■ Your goal
Omit the pictures and output every entry below exactly as written.
** Start of Data rows **
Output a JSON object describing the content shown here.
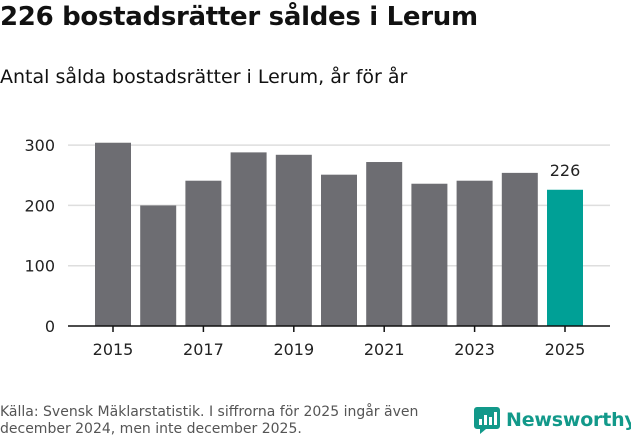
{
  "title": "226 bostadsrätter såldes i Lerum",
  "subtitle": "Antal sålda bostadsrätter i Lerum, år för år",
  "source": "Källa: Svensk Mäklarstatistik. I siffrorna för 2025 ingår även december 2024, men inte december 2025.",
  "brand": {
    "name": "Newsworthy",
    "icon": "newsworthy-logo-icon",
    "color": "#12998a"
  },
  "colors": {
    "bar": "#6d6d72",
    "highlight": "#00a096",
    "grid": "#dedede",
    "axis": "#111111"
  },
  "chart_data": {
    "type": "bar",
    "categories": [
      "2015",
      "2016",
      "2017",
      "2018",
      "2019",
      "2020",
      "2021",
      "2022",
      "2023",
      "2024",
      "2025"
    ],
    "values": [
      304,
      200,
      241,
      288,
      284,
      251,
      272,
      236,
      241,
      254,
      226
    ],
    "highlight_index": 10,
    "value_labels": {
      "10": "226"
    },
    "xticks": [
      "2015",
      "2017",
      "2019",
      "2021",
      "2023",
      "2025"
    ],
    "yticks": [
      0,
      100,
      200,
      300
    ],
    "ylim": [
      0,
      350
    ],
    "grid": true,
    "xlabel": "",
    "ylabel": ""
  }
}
** End of Data rows **
■ Right answer
Output a JSON object describing the content shown here.
{
  "title": "226 bostadsrätter såldes i Lerum",
  "subtitle": "Antal sålda bostadsrätter i Lerum, år för år",
  "source": "Källa: Svensk Mäklarstatistik. I siffrorna för 2025 ingår även december 2024, men inte december 2025.",
  "brand": {
    "name": "Newsworthy",
    "icon": "newsworthy-logo-icon",
    "color": "#12998a"
  },
  "colors": {
    "bar": "#6d6d72",
    "highlight": "#00a096",
    "grid": "#dedede",
    "axis": "#111111"
  },
  "chart_data": {
    "type": "bar",
    "categories": [
      "2015",
      "2016",
      "2017",
      "2018",
      "2019",
      "2020",
      "2021",
      "2022",
      "2023",
      "2024",
      "2025"
    ],
    "values": [
      304,
      200,
      241,
      288,
      284,
      251,
      272,
      236,
      241,
      254,
      226
    ],
    "highlight_index": 10,
    "value_labels": {
      "10": "226"
    },
    "xticks": [
      "2015",
      "2017",
      "2019",
      "2021",
      "2023",
      "2025"
    ],
    "yticks": [
      0,
      100,
      200,
      300
    ],
    "ylim": [
      0,
      350
    ],
    "grid": true,
    "xlabel": "",
    "ylabel": ""
  }
}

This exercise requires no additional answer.